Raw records
════
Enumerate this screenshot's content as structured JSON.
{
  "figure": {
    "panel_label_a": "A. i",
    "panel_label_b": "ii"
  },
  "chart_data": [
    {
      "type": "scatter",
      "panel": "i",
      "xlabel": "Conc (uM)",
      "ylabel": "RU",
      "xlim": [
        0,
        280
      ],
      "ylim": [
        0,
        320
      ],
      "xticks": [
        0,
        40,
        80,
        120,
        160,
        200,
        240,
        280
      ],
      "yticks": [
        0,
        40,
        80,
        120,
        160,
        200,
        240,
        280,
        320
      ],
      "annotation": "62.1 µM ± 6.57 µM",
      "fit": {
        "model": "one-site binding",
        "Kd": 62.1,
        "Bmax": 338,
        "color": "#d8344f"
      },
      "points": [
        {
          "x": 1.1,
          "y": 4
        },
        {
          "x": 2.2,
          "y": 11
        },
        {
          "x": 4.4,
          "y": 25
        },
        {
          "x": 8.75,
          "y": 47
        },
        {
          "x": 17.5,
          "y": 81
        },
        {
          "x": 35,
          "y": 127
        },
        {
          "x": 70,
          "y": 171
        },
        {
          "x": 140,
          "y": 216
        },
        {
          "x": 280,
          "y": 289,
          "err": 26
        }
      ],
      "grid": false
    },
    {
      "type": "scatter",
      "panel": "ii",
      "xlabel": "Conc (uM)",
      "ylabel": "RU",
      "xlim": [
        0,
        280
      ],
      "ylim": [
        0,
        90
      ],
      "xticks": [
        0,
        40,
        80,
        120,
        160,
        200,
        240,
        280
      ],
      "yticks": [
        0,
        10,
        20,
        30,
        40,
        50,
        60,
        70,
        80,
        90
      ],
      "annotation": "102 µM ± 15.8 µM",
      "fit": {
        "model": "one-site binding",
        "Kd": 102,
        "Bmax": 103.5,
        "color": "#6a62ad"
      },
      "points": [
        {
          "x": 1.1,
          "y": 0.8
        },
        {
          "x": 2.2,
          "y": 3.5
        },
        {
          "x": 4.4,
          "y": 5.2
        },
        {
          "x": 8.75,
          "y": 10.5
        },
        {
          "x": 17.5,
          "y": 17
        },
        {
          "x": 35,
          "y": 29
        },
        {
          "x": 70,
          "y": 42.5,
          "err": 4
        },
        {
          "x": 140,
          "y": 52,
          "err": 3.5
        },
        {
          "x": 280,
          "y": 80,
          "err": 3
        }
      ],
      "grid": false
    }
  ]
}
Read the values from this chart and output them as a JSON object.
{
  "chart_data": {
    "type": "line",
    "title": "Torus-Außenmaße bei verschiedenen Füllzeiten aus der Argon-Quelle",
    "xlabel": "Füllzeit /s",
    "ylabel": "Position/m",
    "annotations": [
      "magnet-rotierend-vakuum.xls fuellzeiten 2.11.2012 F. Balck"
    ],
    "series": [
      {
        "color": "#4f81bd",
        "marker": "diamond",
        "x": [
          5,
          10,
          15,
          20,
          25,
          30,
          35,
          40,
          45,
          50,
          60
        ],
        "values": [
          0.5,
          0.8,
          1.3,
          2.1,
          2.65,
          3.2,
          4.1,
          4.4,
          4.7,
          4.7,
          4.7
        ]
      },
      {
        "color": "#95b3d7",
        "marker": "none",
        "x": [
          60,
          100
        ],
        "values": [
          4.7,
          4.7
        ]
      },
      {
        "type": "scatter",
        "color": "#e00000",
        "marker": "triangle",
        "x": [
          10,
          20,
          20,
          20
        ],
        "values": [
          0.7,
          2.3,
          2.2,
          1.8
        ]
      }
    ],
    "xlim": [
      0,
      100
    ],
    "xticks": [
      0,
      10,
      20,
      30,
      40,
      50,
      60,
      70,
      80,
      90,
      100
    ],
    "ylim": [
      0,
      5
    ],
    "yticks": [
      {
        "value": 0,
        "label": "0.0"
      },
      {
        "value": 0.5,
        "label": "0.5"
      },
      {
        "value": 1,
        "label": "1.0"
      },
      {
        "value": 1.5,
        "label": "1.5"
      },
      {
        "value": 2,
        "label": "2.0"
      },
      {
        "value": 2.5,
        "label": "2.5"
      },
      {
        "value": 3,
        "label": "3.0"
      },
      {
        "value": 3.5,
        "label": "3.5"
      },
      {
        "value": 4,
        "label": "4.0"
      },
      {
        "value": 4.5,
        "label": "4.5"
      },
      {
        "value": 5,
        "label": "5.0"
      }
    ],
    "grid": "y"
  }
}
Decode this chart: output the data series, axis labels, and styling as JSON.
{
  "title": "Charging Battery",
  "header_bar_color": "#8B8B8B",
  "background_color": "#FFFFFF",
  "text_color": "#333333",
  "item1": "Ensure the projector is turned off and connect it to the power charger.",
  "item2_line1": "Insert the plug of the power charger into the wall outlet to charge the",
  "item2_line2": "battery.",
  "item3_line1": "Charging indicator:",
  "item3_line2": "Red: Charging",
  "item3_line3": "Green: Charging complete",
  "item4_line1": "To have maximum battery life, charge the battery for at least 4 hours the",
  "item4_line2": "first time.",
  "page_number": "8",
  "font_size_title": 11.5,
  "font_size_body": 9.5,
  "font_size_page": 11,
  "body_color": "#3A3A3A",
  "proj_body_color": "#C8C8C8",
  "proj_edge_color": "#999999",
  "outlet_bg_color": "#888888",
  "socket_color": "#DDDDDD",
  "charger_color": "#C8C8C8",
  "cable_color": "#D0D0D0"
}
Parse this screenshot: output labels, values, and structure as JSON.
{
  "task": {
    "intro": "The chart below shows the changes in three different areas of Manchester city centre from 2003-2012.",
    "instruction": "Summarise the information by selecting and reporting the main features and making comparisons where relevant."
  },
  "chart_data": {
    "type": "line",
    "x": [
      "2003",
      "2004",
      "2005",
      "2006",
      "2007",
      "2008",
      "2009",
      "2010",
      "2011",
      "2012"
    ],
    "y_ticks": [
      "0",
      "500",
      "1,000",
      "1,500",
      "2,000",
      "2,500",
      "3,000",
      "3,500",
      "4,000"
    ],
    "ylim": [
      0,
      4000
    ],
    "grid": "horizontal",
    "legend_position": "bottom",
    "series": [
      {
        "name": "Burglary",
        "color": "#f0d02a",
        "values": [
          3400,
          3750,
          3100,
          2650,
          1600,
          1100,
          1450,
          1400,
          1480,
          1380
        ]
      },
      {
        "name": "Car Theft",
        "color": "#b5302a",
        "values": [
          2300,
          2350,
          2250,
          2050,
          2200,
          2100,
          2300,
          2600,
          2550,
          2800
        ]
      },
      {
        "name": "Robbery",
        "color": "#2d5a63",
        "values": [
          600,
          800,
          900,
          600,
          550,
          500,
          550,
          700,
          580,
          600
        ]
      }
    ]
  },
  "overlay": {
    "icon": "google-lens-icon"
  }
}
════
## WHAT TO WORK ON
Return all of the above records exactly, leaving no line out.

## EXPECTED ANSWER
Enumerate this screenshot's content as structured JSON.
{
  "figure": {
    "panel_label_a": "A. i",
    "panel_label_b": "ii"
  },
  "chart_data": [
    {
      "type": "scatter",
      "panel": "i",
      "xlabel": "Conc (uM)",
      "ylabel": "RU",
      "xlim": [
        0,
        280
      ],
      "ylim": [
        0,
        320
      ],
      "xticks": [
        0,
        40,
        80,
        120,
        160,
        200,
        240,
        280
      ],
      "yticks": [
        0,
        40,
        80,
        120,
        160,
        200,
        240,
        280,
        320
      ],
      "annotation": "62.1 µM ± 6.57 µM",
      "fit": {
        "model": "one-site binding",
        "Kd": 62.1,
        "Bmax": 338,
        "color": "#d8344f"
      },
      "points": [
        {
          "x": 1.1,
          "y": 4
        },
        {
          "x": 2.2,
          "y": 11
        },
        {
          "x": 4.4,
          "y": 25
        },
        {
          "x": 8.75,
          "y": 47
        },
        {
          "x": 17.5,
          "y": 81
        },
        {
          "x": 35,
          "y": 127
        },
        {
          "x": 70,
          "y": 171
        },
        {
          "x": 140,
          "y": 216
        },
        {
          "x": 280,
          "y": 289,
          "err": 26
        }
      ],
      "grid": false
    },
    {
      "type": "scatter",
      "panel": "ii",
      "xlabel": "Conc (uM)",
      "ylabel": "RU",
      "xlim": [
        0,
        280
      ],
      "ylim": [
        0,
        90
      ],
      "xticks": [
        0,
        40,
        80,
        120,
        160,
        200,
        240,
        280
      ],
      "yticks": [
        0,
        10,
        20,
        30,
        40,
        50,
        60,
        70,
        80,
        90
      ],
      "annotation": "102 µM ± 15.8 µM",
      "fit": {
        "model": "one-site binding",
        "Kd": 102,
        "Bmax": 103.5,
        "color": "#6a62ad"
      },
      "points": [
        {
          "x": 1.1,
          "y": 0.8
        },
        {
          "x": 2.2,
          "y": 3.5
        },
        {
          "x": 4.4,
          "y": 5.2
        },
        {
          "x": 8.75,
          "y": 10.5
        },
        {
          "x": 17.5,
          "y": 17
        },
        {
          "x": 35,
          "y": 29
        },
        {
          "x": 70,
          "y": 42.5,
          "err": 4
        },
        {
          "x": 140,
          "y": 52,
          "err": 3.5
        },
        {
          "x": 280,
          "y": 80,
          "err": 3
        }
      ],
      "grid": false
    }
  ]
}
Read the values from this chart and output them as a JSON object.
{
  "chart_data": {
    "type": "line",
    "title": "Torus-Außenmaße bei verschiedenen Füllzeiten aus der Argon-Quelle",
    "xlabel": "Füllzeit /s",
    "ylabel": "Position/m",
    "annotations": [
      "magnet-rotierend-vakuum.xls fuellzeiten 2.11.2012 F. Balck"
    ],
    "series": [
      {
        "color": "#4f81bd",
        "marker": "diamond",
        "x": [
          5,
          10,
          15,
          20,
          25,
          30,
          35,
          40,
          45,
          50,
          60
        ],
        "values": [
          0.5,
          0.8,
          1.3,
          2.1,
          2.65,
          3.2,
          4.1,
          4.4,
          4.7,
          4.7,
          4.7
        ]
      },
      {
        "color": "#95b3d7",
        "marker": "none",
        "x": [
          60,
          100
        ],
        "values": [
          4.7,
          4.7
        ]
      },
      {
        "type": "scatter",
        "color": "#e00000",
        "marker": "triangle",
        "x": [
          10,
          20,
          20,
          20
        ],
        "values": [
          0.7,
          2.3,
          2.2,
          1.8
        ]
      }
    ],
    "xlim": [
      0,
      100
    ],
    "xticks": [
      0,
      10,
      20,
      30,
      40,
      50,
      60,
      70,
      80,
      90,
      100
    ],
    "ylim": [
      0,
      5
    ],
    "yticks": [
      {
        "value": 0,
        "label": "0.0"
      },
      {
        "value": 0.5,
        "label": "0.5"
      },
      {
        "value": 1,
        "label": "1.0"
      },
      {
        "value": 1.5,
        "label": "1.5"
      },
      {
        "value": 2,
        "label": "2.0"
      },
      {
        "value": 2.5,
        "label": "2.5"
      },
      {
        "value": 3,
        "label": "3.0"
      },
      {
        "value": 3.5,
        "label": "3.5"
      },
      {
        "value": 4,
        "label": "4.0"
      },
      {
        "value": 4.5,
        "label": "4.5"
      },
      {
        "value": 5,
        "label": "5.0"
      }
    ],
    "grid": "y"
  }
}
Decode this chart: output the data series, axis labels, and styling as JSON.
{
  "title": "Charging Battery",
  "header_bar_color": "#8B8B8B",
  "background_color": "#FFFFFF",
  "text_color": "#333333",
  "item1": "Ensure the projector is turned off and connect it to the power charger.",
  "item2_line1": "Insert the plug of the power charger into the wall outlet to charge the",
  "item2_line2": "battery.",
  "item3_line1": "Charging indicator:",
  "item3_line2": "Red: Charging",
  "item3_line3": "Green: Charging complete",
  "item4_line1": "To have maximum battery life, charge the battery for at least 4 hours the",
  "item4_line2": "first time.",
  "page_number": "8",
  "font_size_title": 11.5,
  "font_size_body": 9.5,
  "font_size_page": 11,
  "body_color": "#3A3A3A",
  "proj_body_color": "#C8C8C8",
  "proj_edge_color": "#999999",
  "outlet_bg_color": "#888888",
  "socket_color": "#DDDDDD",
  "charger_color": "#C8C8C8",
  "cable_color": "#D0D0D0"
}
Parse this screenshot: output labels, values, and structure as JSON.
{
  "task": {
    "intro": "The chart below shows the changes in three different areas of Manchester city centre from 2003-2012.",
    "instruction": "Summarise the information by selecting and reporting the main features and making comparisons where relevant."
  },
  "chart_data": {
    "type": "line",
    "x": [
      "2003",
      "2004",
      "2005",
      "2006",
      "2007",
      "2008",
      "2009",
      "2010",
      "2011",
      "2012"
    ],
    "y_ticks": [
      "0",
      "500",
      "1,000",
      "1,500",
      "2,000",
      "2,500",
      "3,000",
      "3,500",
      "4,000"
    ],
    "ylim": [
      0,
      4000
    ],
    "grid": "horizontal",
    "legend_position": "bottom",
    "series": [
      {
        "name": "Burglary",
        "color": "#f0d02a",
        "values": [
          3400,
          3750,
          3100,
          2650,
          1600,
          1100,
          1450,
          1400,
          1480,
          1380
        ]
      },
      {
        "name": "Car Theft",
        "color": "#b5302a",
        "values": [
          2300,
          2350,
          2250,
          2050,
          2200,
          2100,
          2300,
          2600,
          2550,
          2800
        ]
      },
      {
        "name": "Robbery",
        "color": "#2d5a63",
        "values": [
          600,
          800,
          900,
          600,
          550,
          500,
          550,
          700,
          580,
          600
        ]
      }
    ]
  },
  "overlay": {
    "icon": "google-lens-icon"
  }
}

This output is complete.